## Directions for this task
From the entries that follow, extract each line holding the string "Cost".

---*---

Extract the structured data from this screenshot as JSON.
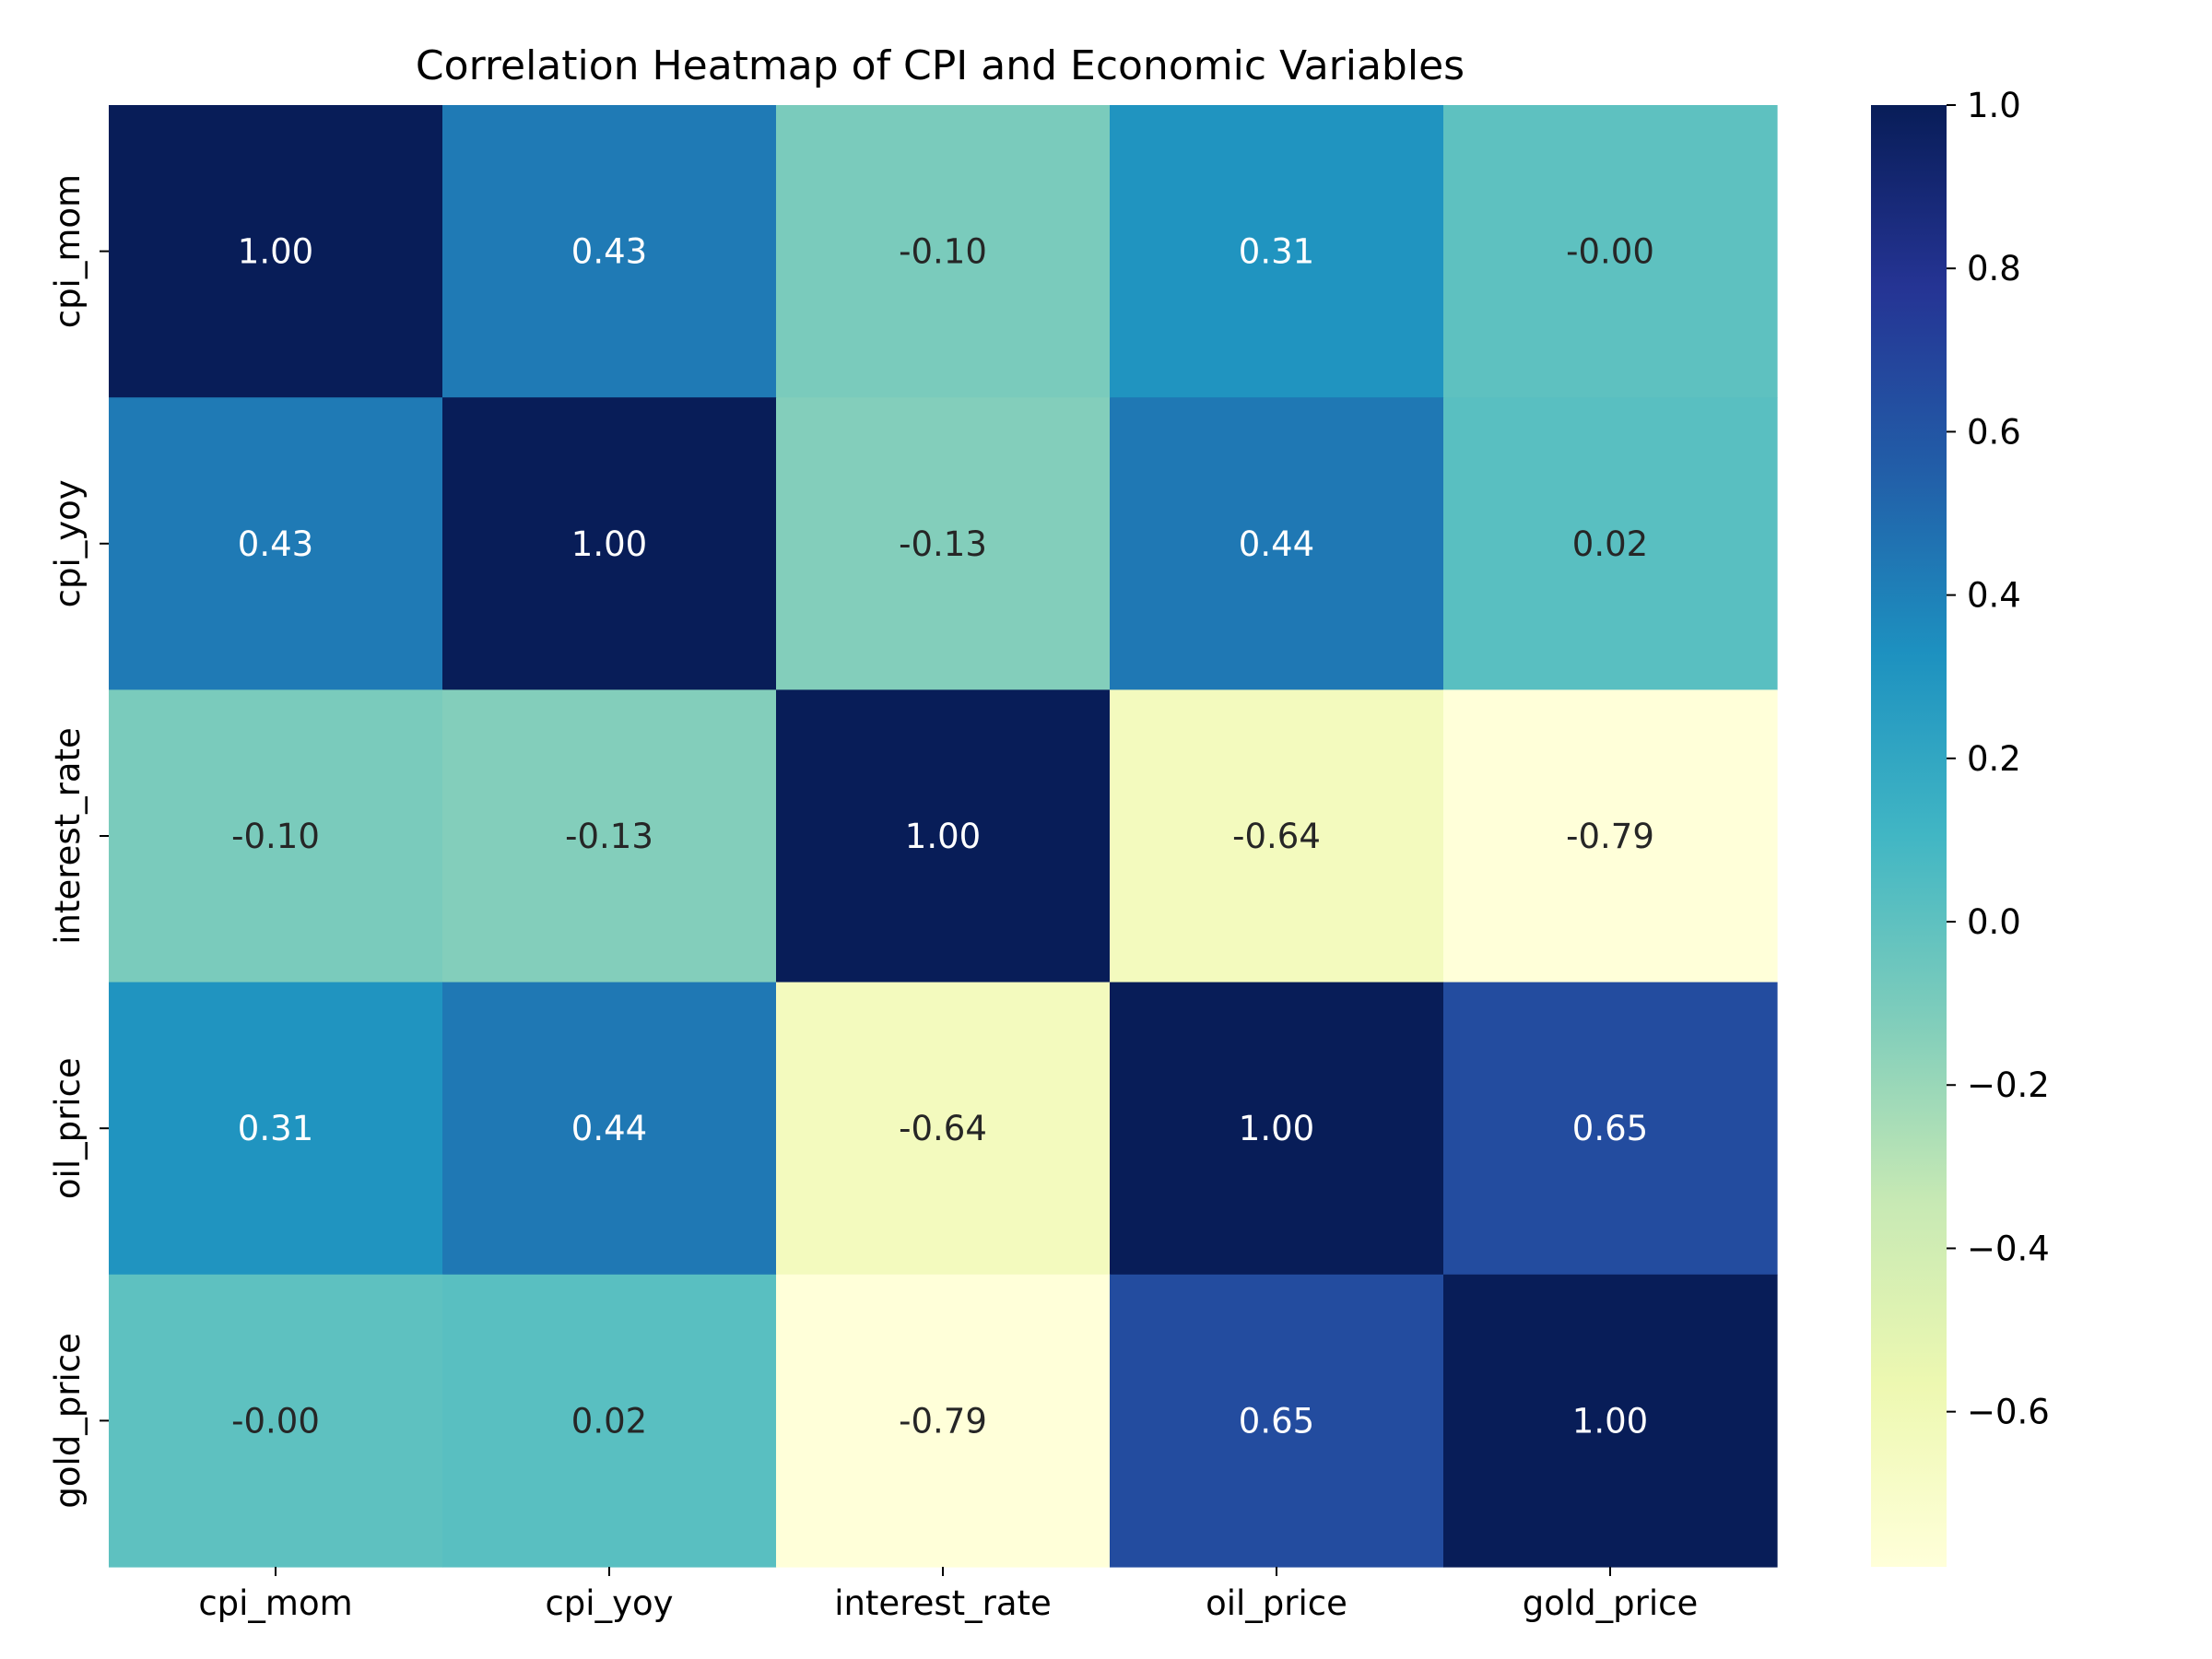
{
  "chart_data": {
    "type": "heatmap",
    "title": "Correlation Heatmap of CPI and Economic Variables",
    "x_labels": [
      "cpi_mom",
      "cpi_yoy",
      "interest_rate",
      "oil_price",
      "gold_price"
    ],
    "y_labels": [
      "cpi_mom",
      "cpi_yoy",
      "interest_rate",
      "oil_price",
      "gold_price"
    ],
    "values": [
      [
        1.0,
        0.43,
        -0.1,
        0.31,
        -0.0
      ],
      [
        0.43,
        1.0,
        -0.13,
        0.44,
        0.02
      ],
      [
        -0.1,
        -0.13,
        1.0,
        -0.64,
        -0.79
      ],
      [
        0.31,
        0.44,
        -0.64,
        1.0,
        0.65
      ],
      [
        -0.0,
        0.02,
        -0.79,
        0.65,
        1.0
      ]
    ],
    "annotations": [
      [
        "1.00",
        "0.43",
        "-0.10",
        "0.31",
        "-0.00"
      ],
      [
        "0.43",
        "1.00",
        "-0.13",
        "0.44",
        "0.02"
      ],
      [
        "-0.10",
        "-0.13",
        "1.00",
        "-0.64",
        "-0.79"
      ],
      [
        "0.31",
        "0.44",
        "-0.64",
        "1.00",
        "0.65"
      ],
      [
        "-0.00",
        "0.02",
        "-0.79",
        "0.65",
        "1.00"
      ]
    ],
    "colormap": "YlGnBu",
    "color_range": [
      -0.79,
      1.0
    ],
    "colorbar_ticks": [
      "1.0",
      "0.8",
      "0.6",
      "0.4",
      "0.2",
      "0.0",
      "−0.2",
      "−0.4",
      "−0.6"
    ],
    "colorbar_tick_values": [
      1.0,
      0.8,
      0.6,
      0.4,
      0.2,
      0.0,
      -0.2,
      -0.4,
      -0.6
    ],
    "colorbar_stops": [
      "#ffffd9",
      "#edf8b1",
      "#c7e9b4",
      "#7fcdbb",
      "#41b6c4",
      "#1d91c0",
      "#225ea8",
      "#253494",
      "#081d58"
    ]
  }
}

---*---

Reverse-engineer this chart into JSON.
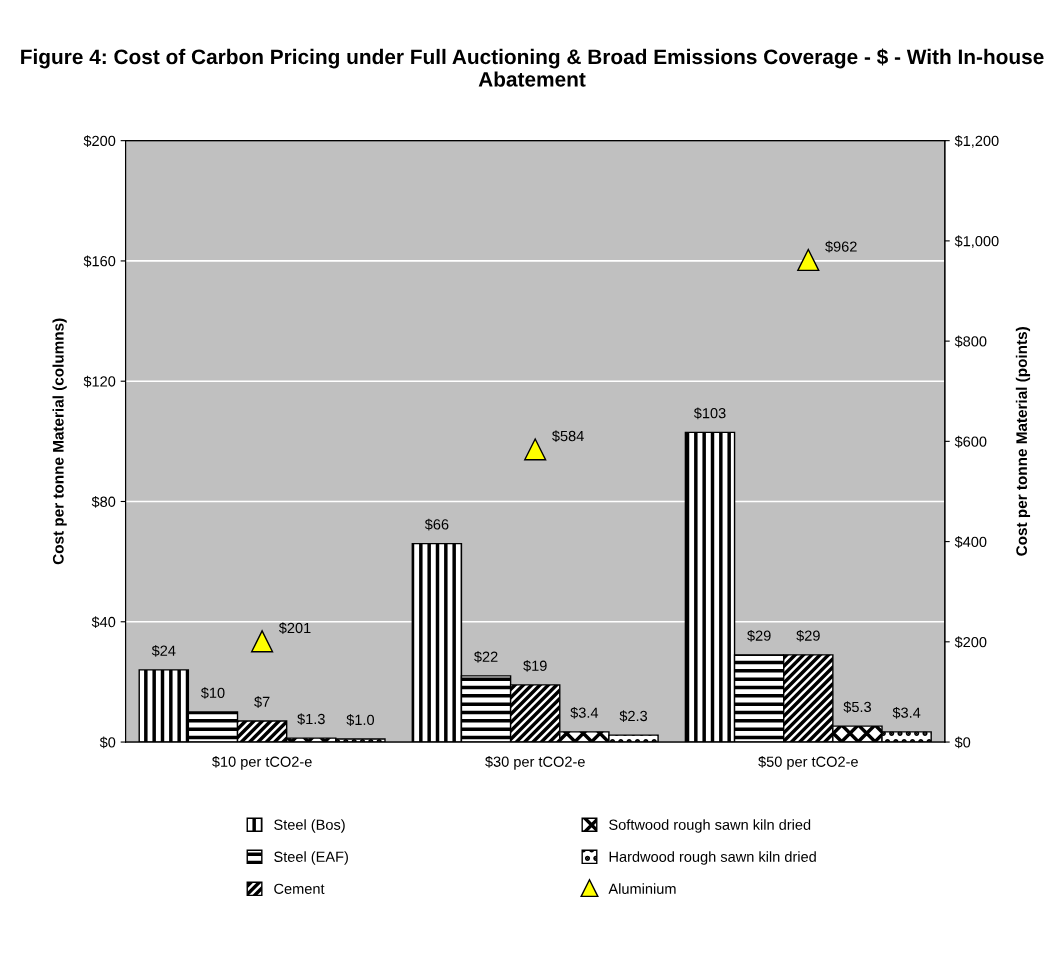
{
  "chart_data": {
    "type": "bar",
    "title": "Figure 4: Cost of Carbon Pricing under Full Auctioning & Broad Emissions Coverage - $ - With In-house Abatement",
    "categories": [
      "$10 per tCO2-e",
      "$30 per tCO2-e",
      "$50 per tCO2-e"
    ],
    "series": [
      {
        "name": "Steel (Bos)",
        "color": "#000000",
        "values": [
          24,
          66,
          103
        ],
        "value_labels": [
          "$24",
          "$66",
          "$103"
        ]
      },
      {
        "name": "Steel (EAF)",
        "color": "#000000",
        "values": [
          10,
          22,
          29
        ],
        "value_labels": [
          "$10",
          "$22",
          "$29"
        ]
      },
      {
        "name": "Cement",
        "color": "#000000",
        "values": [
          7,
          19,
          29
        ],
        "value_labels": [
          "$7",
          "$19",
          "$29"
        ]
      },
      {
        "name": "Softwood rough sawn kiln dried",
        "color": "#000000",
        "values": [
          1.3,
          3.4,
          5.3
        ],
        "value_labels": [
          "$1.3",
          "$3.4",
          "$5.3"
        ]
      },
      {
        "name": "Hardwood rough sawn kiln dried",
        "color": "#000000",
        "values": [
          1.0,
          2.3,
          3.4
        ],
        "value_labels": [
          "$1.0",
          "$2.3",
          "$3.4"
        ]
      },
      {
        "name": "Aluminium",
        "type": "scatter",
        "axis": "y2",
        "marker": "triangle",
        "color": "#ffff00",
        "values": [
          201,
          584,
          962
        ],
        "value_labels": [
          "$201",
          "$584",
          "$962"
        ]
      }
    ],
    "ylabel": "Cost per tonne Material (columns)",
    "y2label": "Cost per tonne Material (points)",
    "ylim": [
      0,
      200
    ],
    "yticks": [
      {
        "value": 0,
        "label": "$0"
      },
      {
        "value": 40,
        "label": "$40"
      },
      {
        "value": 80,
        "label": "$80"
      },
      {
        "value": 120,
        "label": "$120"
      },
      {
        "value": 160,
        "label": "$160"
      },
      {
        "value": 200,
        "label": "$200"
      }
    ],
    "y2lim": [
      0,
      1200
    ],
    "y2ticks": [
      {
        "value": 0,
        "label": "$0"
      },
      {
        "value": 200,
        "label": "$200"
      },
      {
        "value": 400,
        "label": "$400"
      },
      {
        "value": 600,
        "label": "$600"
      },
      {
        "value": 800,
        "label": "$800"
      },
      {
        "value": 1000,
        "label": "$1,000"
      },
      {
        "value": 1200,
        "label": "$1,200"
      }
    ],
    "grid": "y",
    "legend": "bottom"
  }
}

---*---

## Answer to this exercise
    "title": "Figure 4: Cost of Carbon Pricing under Full Auctioning & Broad Emissions Coverage - $ - With In-house Abatement",
    "ylabel": "Cost per tonne Material (columns)",
    "y2label": "Cost per tonne Material (points)",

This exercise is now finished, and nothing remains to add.